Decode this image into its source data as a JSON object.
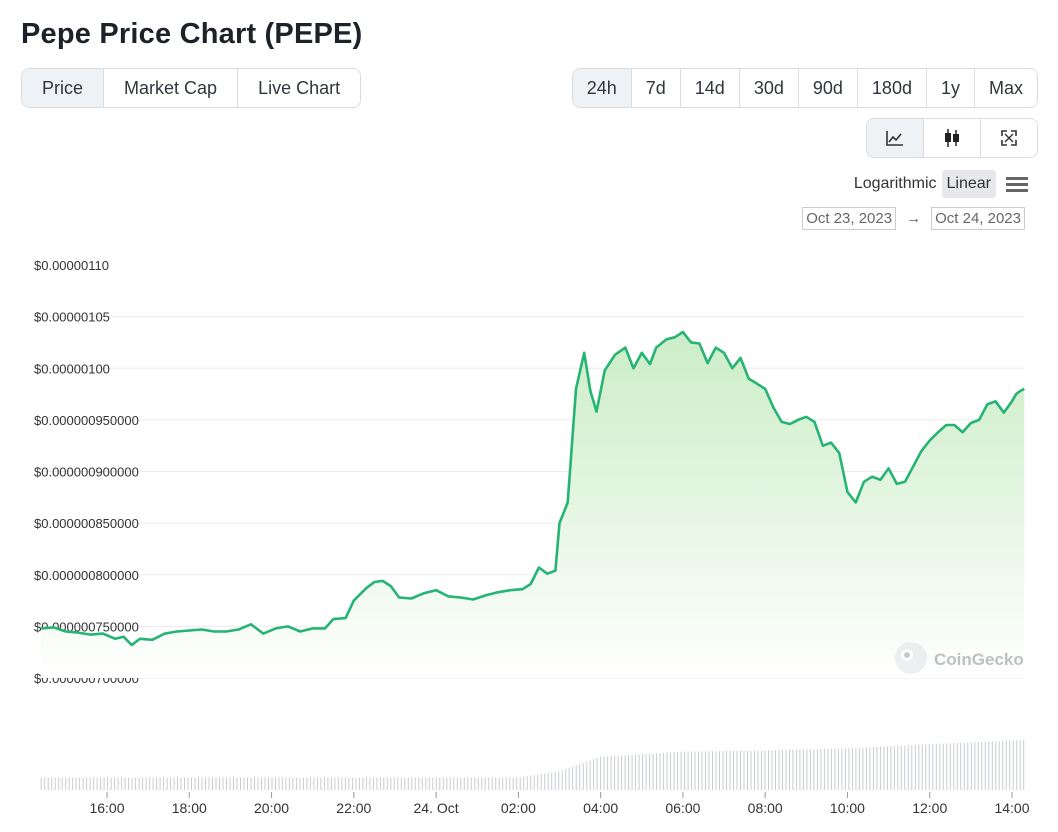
{
  "header": {
    "title": "Pepe Price Chart (PEPE)"
  },
  "tabs": [
    {
      "label": "Price",
      "active": true
    },
    {
      "label": "Market Cap",
      "active": false
    },
    {
      "label": "Live Chart",
      "active": false
    }
  ],
  "ranges": [
    {
      "label": "24h",
      "active": true
    },
    {
      "label": "7d",
      "active": false
    },
    {
      "label": "14d",
      "active": false
    },
    {
      "label": "30d",
      "active": false
    },
    {
      "label": "90d",
      "active": false
    },
    {
      "label": "180d",
      "active": false
    },
    {
      "label": "1y",
      "active": false
    },
    {
      "label": "Max",
      "active": false
    }
  ],
  "chart_types": [
    {
      "icon": "line-chart-icon",
      "active": true
    },
    {
      "icon": "candlestick-icon",
      "active": false
    },
    {
      "icon": "fullscreen-icon",
      "active": false
    }
  ],
  "scale": {
    "log_label": "Logarithmic",
    "linear_label": "Linear",
    "active": "Linear"
  },
  "date_range": {
    "from": "Oct 23, 2023",
    "arrow": "→",
    "to": "Oct 24, 2023"
  },
  "watermark": "CoinGecko",
  "colors": {
    "line": "#25b474",
    "fill_top": "#c9ecc4",
    "fill_bottom": "#ffffff",
    "volume": "#c8ccd0",
    "grid": "#ececec"
  },
  "chart_data": {
    "type": "area",
    "yscale": "linear",
    "ylim": [
      7e-07,
      1.1e-06
    ],
    "xlim": [
      14.4,
      38.3
    ],
    "yticks": [
      {
        "value": 1.1e-06,
        "label": "$0.00000110"
      },
      {
        "value": 1.05e-06,
        "label": "$0.00000105"
      },
      {
        "value": 1e-06,
        "label": "$0.00000100"
      },
      {
        "value": 9.5e-07,
        "label": "$0.000000950000"
      },
      {
        "value": 9e-07,
        "label": "$0.000000900000"
      },
      {
        "value": 8.5e-07,
        "label": "$0.000000850000"
      },
      {
        "value": 8e-07,
        "label": "$0.000000800000"
      },
      {
        "value": 7.5e-07,
        "label": "$0.000000750000"
      },
      {
        "value": 7e-07,
        "label": "$0.000000700000"
      }
    ],
    "xticks": [
      {
        "hour": 16,
        "label": "16:00"
      },
      {
        "hour": 18,
        "label": "18:00"
      },
      {
        "hour": 20,
        "label": "20:00"
      },
      {
        "hour": 22,
        "label": "22:00"
      },
      {
        "hour": 24,
        "label": "24. Oct"
      },
      {
        "hour": 26,
        "label": "02:00"
      },
      {
        "hour": 28,
        "label": "04:00"
      },
      {
        "hour": 30,
        "label": "06:00"
      },
      {
        "hour": 32,
        "label": "08:00"
      },
      {
        "hour": 34,
        "label": "10:00"
      },
      {
        "hour": 36,
        "label": "12:00"
      },
      {
        "hour": 38,
        "label": "14:00"
      }
    ],
    "series": [
      {
        "values": [
          [
            14.4,
            7.48e-07
          ],
          [
            14.7,
            7.49e-07
          ],
          [
            15.0,
            7.45e-07
          ],
          [
            15.3,
            7.44e-07
          ],
          [
            15.6,
            7.42e-07
          ],
          [
            15.9,
            7.43e-07
          ],
          [
            16.2,
            7.38e-07
          ],
          [
            16.4,
            7.4e-07
          ],
          [
            16.6,
            7.32e-07
          ],
          [
            16.8,
            7.38e-07
          ],
          [
            17.1,
            7.37e-07
          ],
          [
            17.4,
            7.43e-07
          ],
          [
            17.7,
            7.45e-07
          ],
          [
            18.0,
            7.46e-07
          ],
          [
            18.3,
            7.47e-07
          ],
          [
            18.6,
            7.45e-07
          ],
          [
            18.9,
            7.45e-07
          ],
          [
            19.2,
            7.47e-07
          ],
          [
            19.5,
            7.52e-07
          ],
          [
            19.8,
            7.43e-07
          ],
          [
            20.1,
            7.48e-07
          ],
          [
            20.4,
            7.5e-07
          ],
          [
            20.7,
            7.45e-07
          ],
          [
            21.0,
            7.48e-07
          ],
          [
            21.3,
            7.48e-07
          ],
          [
            21.5,
            7.57e-07
          ],
          [
            21.8,
            7.58e-07
          ],
          [
            22.0,
            7.75e-07
          ],
          [
            22.3,
            7.87e-07
          ],
          [
            22.5,
            7.93e-07
          ],
          [
            22.7,
            7.94e-07
          ],
          [
            22.9,
            7.89e-07
          ],
          [
            23.1,
            7.78e-07
          ],
          [
            23.4,
            7.77e-07
          ],
          [
            23.7,
            7.82e-07
          ],
          [
            24.0,
            7.85e-07
          ],
          [
            24.3,
            7.79e-07
          ],
          [
            24.6,
            7.78e-07
          ],
          [
            24.9,
            7.76e-07
          ],
          [
            25.2,
            7.8e-07
          ],
          [
            25.5,
            7.83e-07
          ],
          [
            25.8,
            7.85e-07
          ],
          [
            26.1,
            7.86e-07
          ],
          [
            26.3,
            7.91e-07
          ],
          [
            26.5,
            8.07e-07
          ],
          [
            26.7,
            8.01e-07
          ],
          [
            26.9,
            8.04e-07
          ],
          [
            27.0,
            8.5e-07
          ],
          [
            27.2,
            8.7e-07
          ],
          [
            27.4,
            9.8e-07
          ],
          [
            27.6,
            1.015e-06
          ],
          [
            27.75,
            9.78e-07
          ],
          [
            27.9,
            9.58e-07
          ],
          [
            28.1,
            9.98e-07
          ],
          [
            28.35,
            1.013e-06
          ],
          [
            28.6,
            1.02e-06
          ],
          [
            28.8,
            1e-06
          ],
          [
            29.0,
            1.015e-06
          ],
          [
            29.2,
            1.004e-06
          ],
          [
            29.35,
            1.02e-06
          ],
          [
            29.6,
            1.028e-06
          ],
          [
            29.8,
            1.03e-06
          ],
          [
            30.0,
            1.035e-06
          ],
          [
            30.2,
            1.025e-06
          ],
          [
            30.4,
            1.024e-06
          ],
          [
            30.6,
            1.005e-06
          ],
          [
            30.8,
            1.02e-06
          ],
          [
            31.0,
            1.015e-06
          ],
          [
            31.2,
            1e-06
          ],
          [
            31.4,
            1.01e-06
          ],
          [
            31.6,
            9.9e-07
          ],
          [
            31.8,
            9.85e-07
          ],
          [
            32.0,
            9.8e-07
          ],
          [
            32.2,
            9.62e-07
          ],
          [
            32.4,
            9.48e-07
          ],
          [
            32.6,
            9.46e-07
          ],
          [
            32.8,
            9.5e-07
          ],
          [
            33.0,
            9.53e-07
          ],
          [
            33.2,
            9.48e-07
          ],
          [
            33.4,
            9.25e-07
          ],
          [
            33.6,
            9.28e-07
          ],
          [
            33.8,
            9.18e-07
          ],
          [
            34.0,
            8.8e-07
          ],
          [
            34.2,
            8.7e-07
          ],
          [
            34.4,
            8.9e-07
          ],
          [
            34.6,
            8.95e-07
          ],
          [
            34.8,
            8.92e-07
          ],
          [
            35.0,
            9.03e-07
          ],
          [
            35.2,
            8.88e-07
          ],
          [
            35.4,
            8.9e-07
          ],
          [
            35.6,
            9.05e-07
          ],
          [
            35.8,
            9.2e-07
          ],
          [
            36.0,
            9.3e-07
          ],
          [
            36.2,
            9.38e-07
          ],
          [
            36.4,
            9.45e-07
          ],
          [
            36.6,
            9.45e-07
          ],
          [
            36.8,
            9.38e-07
          ],
          [
            37.0,
            9.47e-07
          ],
          [
            37.2,
            9.5e-07
          ],
          [
            37.4,
            9.65e-07
          ],
          [
            37.6,
            9.68e-07
          ],
          [
            37.8,
            9.57e-07
          ],
          [
            38.0,
            9.68e-07
          ],
          [
            38.1,
            9.75e-07
          ],
          [
            38.2,
            9.78e-07
          ],
          [
            38.3,
            9.8e-07
          ]
        ]
      }
    ],
    "volume": {
      "description": "relative volume bars at chart bottom",
      "levels": [
        [
          14.4,
          0.3
        ],
        [
          26.0,
          0.3
        ],
        [
          27.0,
          0.45
        ],
        [
          28.0,
          0.8
        ],
        [
          30.0,
          0.92
        ],
        [
          32.0,
          0.95
        ],
        [
          34.0,
          1.0
        ],
        [
          36.0,
          1.1
        ],
        [
          38.3,
          1.2
        ]
      ]
    },
    "grid": true,
    "legend": "none"
  }
}
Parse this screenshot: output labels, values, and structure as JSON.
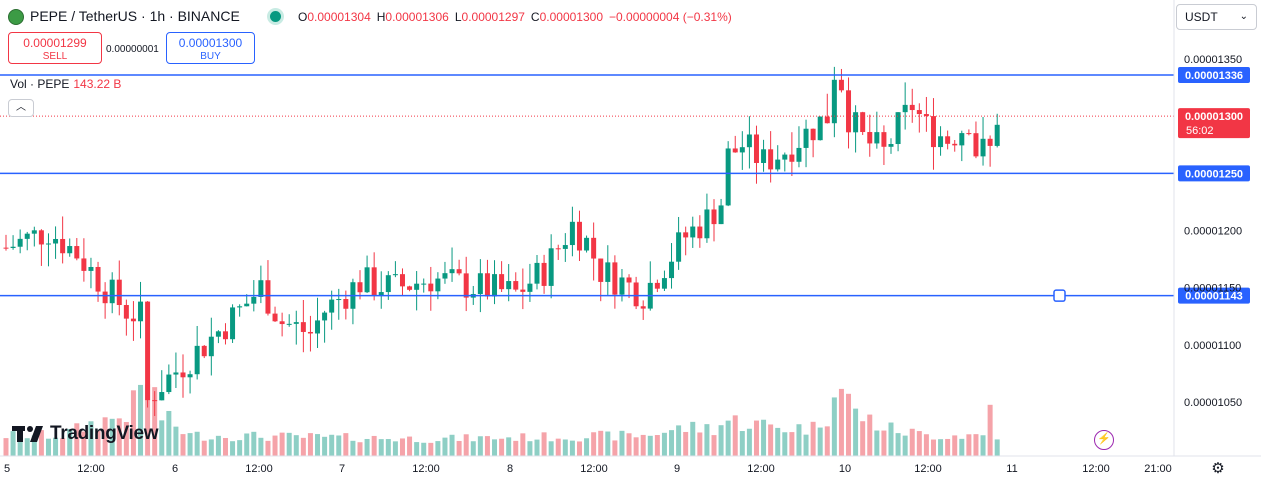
{
  "header": {
    "symbol_title": "PEPE / TetherUS · 1h · BINANCE",
    "symbol_icon": "pepe-logo-icon",
    "ohlc": {
      "o_label": "O",
      "o_value": "0.00001304",
      "h_label": "H",
      "h_value": "0.00001306",
      "l_label": "L",
      "l_value": "0.00001297",
      "c_label": "C",
      "c_value": "0.00001300",
      "change": "−0.00000004 (−0.31%)"
    }
  },
  "trade": {
    "sell_price": "0.00001299",
    "sell_label": "SELL",
    "spread": "0.00000001",
    "buy_price": "0.00001300",
    "buy_label": "BUY"
  },
  "volume_legend": {
    "label": "Vol · PEPE",
    "value": "143.22 B"
  },
  "currency_selector": {
    "value": "USDT"
  },
  "branding": {
    "logo_text": "TradingView"
  },
  "colors": {
    "up": "#089981",
    "down": "#f23645",
    "up_vol": "#8ecfc5",
    "down_vol": "#f5a3a9",
    "hline": "#2962ff"
  },
  "chart_data": {
    "type": "candlestick",
    "ylim": [
      1e-05,
      1.38e-05
    ],
    "y_ticks": [
      {
        "value": 1.35e-05,
        "label": "0.00001350"
      },
      {
        "value": 1.2e-05,
        "label": "0.00001200"
      },
      {
        "value": 1.15e-05,
        "label": "0.00001150"
      },
      {
        "value": 1.1e-05,
        "label": "0.00001100"
      },
      {
        "value": 1.05e-05,
        "label": "0.00001050"
      }
    ],
    "x_ticks": [
      "5",
      "12:00",
      "6",
      "12:00",
      "7",
      "12:00",
      "8",
      "12:00",
      "9",
      "12:00",
      "10",
      "12:00",
      "11",
      "12:00",
      "21:00"
    ],
    "horizontal_lines": [
      {
        "value": 1.336e-05,
        "label": "0.00001336"
      },
      {
        "value": 1.25e-05,
        "label": "0.00001250"
      },
      {
        "value": 1.143e-05,
        "label": "0.00001143"
      }
    ],
    "last_price": {
      "value": 1.3e-05,
      "label": "0.00001300",
      "countdown": "56:02"
    },
    "control_points": [
      [
        0,
        1.185e-05
      ],
      [
        6,
        1.2e-05
      ],
      [
        10,
        1.18e-05
      ],
      [
        14,
        1.15e-05
      ],
      [
        17,
        1.13e-05
      ],
      [
        19,
        1.125e-05
      ],
      [
        20,
        1.05e-05
      ],
      [
        21,
        1.06e-05
      ],
      [
        28,
        1.1e-05
      ],
      [
        33,
        1.13e-05
      ],
      [
        36,
        1.15e-05
      ],
      [
        39,
        1.12e-05
      ],
      [
        43,
        1.11e-05
      ],
      [
        45,
        1.13e-05
      ],
      [
        50,
        1.155e-05
      ],
      [
        55,
        1.15e-05
      ],
      [
        60,
        1.158e-05
      ],
      [
        67,
        1.15e-05
      ],
      [
        72,
        1.145e-05
      ],
      [
        76,
        1.165e-05
      ],
      [
        80,
        1.205e-05
      ],
      [
        82,
        1.19e-05
      ],
      [
        84,
        1.165e-05
      ],
      [
        90,
        1.145e-05
      ],
      [
        93,
        1.17e-05
      ],
      [
        96,
        1.195e-05
      ],
      [
        99,
        1.21e-05
      ],
      [
        101,
        1.225e-05
      ],
      [
        102,
        1.265e-05
      ],
      [
        104,
        1.275e-05
      ],
      [
        107,
        1.26e-05
      ],
      [
        110,
        1.27e-05
      ],
      [
        114,
        1.29e-05
      ],
      [
        116,
        1.3e-05
      ],
      [
        117,
        1.34e-05
      ],
      [
        118,
        1.33e-05
      ],
      [
        119,
        1.3e-05
      ],
      [
        121,
        1.28e-05
      ],
      [
        124,
        1.268e-05
      ],
      [
        126,
        1.29e-05
      ],
      [
        128,
        1.31e-05
      ],
      [
        130,
        1.29e-05
      ],
      [
        133,
        1.28e-05
      ],
      [
        135,
        1.29e-05
      ],
      [
        136,
        1.298e-05
      ],
      [
        137,
        1.27e-05
      ],
      [
        139,
        1.27e-05
      ],
      [
        140,
        1.3e-05
      ]
    ],
    "volume_profile": [
      [
        0,
        0.2
      ],
      [
        8,
        0.2
      ],
      [
        12,
        0.35
      ],
      [
        16,
        0.45
      ],
      [
        18,
        0.6
      ],
      [
        20,
        1.0
      ],
      [
        22,
        0.45
      ],
      [
        26,
        0.2
      ],
      [
        60,
        0.15
      ],
      [
        90,
        0.2
      ],
      [
        96,
        0.3
      ],
      [
        100,
        0.3
      ],
      [
        102,
        0.4
      ],
      [
        110,
        0.3
      ],
      [
        114,
        0.3
      ],
      [
        116,
        0.5
      ],
      [
        117,
        1.0
      ],
      [
        120,
        0.5
      ],
      [
        124,
        0.3
      ],
      [
        130,
        0.2
      ],
      [
        138,
        0.2
      ],
      [
        139,
        0.6
      ],
      [
        140,
        0.2
      ]
    ]
  }
}
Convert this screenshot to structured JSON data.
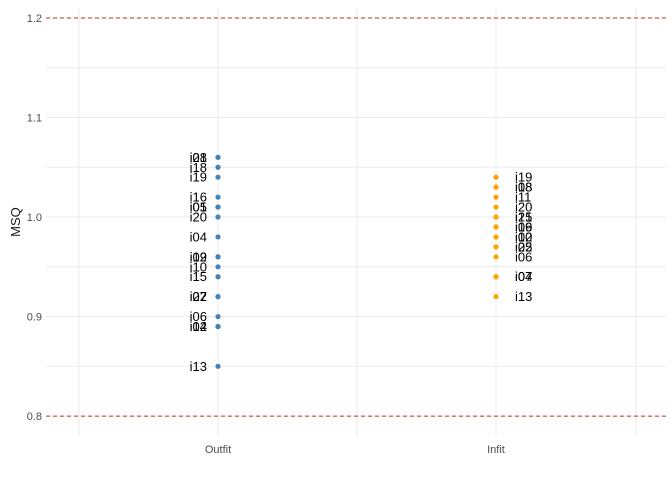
{
  "chart_data": {
    "type": "scatter",
    "ylabel": "MSQ",
    "xlabel": "",
    "ylim": [
      0.78,
      1.21
    ],
    "yticks": [
      0.8,
      0.9,
      1.0,
      1.1,
      1.2
    ],
    "categories": [
      "Outfit",
      "Infit"
    ],
    "grid": true,
    "reference_lines": [
      {
        "y": 0.8,
        "color": "#b03a2e",
        "style": "dashed"
      },
      {
        "y": 1.2,
        "color": "#b03a2e",
        "style": "dashed"
      }
    ],
    "series": [
      {
        "name": "Outfit",
        "color": "#4682b4",
        "label_side": "left",
        "points": [
          {
            "label": "i08",
            "y": 1.06
          },
          {
            "label": "i21",
            "y": 1.06
          },
          {
            "label": "i18",
            "y": 1.05
          },
          {
            "label": "i19",
            "y": 1.04
          },
          {
            "label": "i16",
            "y": 1.02
          },
          {
            "label": "i01",
            "y": 1.01
          },
          {
            "label": "i05",
            "y": 1.01
          },
          {
            "label": "i20",
            "y": 1.0
          },
          {
            "label": "i04",
            "y": 0.98
          },
          {
            "label": "i09",
            "y": 0.96
          },
          {
            "label": "i12",
            "y": 0.96
          },
          {
            "label": "i10",
            "y": 0.95
          },
          {
            "label": "i15",
            "y": 0.94
          },
          {
            "label": "i07",
            "y": 0.92
          },
          {
            "label": "i22",
            "y": 0.92
          },
          {
            "label": "i06",
            "y": 0.9
          },
          {
            "label": "i02",
            "y": 0.89
          },
          {
            "label": "i14",
            "y": 0.89
          },
          {
            "label": "i13",
            "y": 0.85
          }
        ]
      },
      {
        "name": "Infit",
        "color": "#ffa500",
        "label_side": "right",
        "points": [
          {
            "label": "i19",
            "y": 1.04
          },
          {
            "label": "i08",
            "y": 1.03
          },
          {
            "label": "i18",
            "y": 1.03
          },
          {
            "label": "i11",
            "y": 1.02
          },
          {
            "label": "i20",
            "y": 1.01
          },
          {
            "label": "i21",
            "y": 1.0
          },
          {
            "label": "i15",
            "y": 1.0
          },
          {
            "label": "i16",
            "y": 0.99
          },
          {
            "label": "i09",
            "y": 0.99
          },
          {
            "label": "i02",
            "y": 0.98
          },
          {
            "label": "i10",
            "y": 0.98
          },
          {
            "label": "i22",
            "y": 0.97
          },
          {
            "label": "i05",
            "y": 0.97
          },
          {
            "label": "i06",
            "y": 0.96
          },
          {
            "label": "i07",
            "y": 0.94
          },
          {
            "label": "i04",
            "y": 0.94
          },
          {
            "label": "i13",
            "y": 0.92
          }
        ]
      }
    ]
  }
}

──────────────────────────────

» Set task:
Display every line of the listing that contains the string "screenshot".

» Reply to the task:
Parse this screenshot: output labels, values, and structure as JSON.
Convert this screenshot to structured JSON data.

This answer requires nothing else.